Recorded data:
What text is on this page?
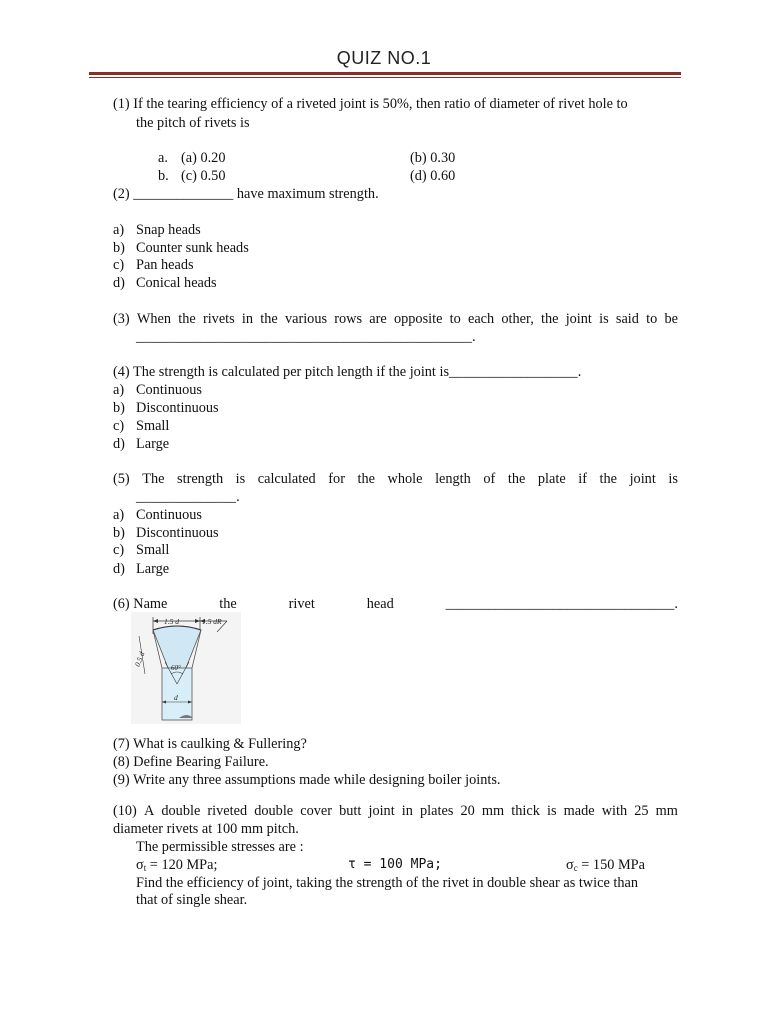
QUIZ NO.1
(1) If the tearing efficiency of a riveted joint is 50%, then ratio of diameter of rivet hole to
the pitch of rivets is
a. (a) 0.20	(b) 0.30
b. (c) 0.50	(d) 0.60
(2) ______________ have maximum strength.
a) Snap heads
b) Counter sunk heads
c) Pan heads
d) Conical heads
(3) When the rivets in the various rows are opposite to each other, the joint is said to be
_______________________________________________.
(4) The strength is calculated per pitch length if the joint is__________________.
a) Continuous
b) Discontinuous
c) Small
d) Large
(5) The strength is calculated for the whole length of the plate if the joint is
______________.
a) Continuous
b) Discontinuous
c) Small
d) Large
(6) Name	the	rivet	head	________________________________.
1.5 d	1.5 dR
60°
0.5 d
d
(7) What is caulking & Fullering?
(8) Define Bearing Failure.
(9) Write any three assumptions made while designing boiler joints.
(10) A double riveted double cover butt joint in plates 20 mm thick is made with 25 mm
diameter rivets at 100 mm pitch.
The permissible stresses are :
σt = 120 MPa;	τ = 100 MPa;	σc = 150 MPa
Find the efficiency of joint, taking the strength of the rivet in double shear as twice than
that of single shear.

**Exercise**
Go through the data and count each line that has the word "diameter", then give the total alone.

**The response**
2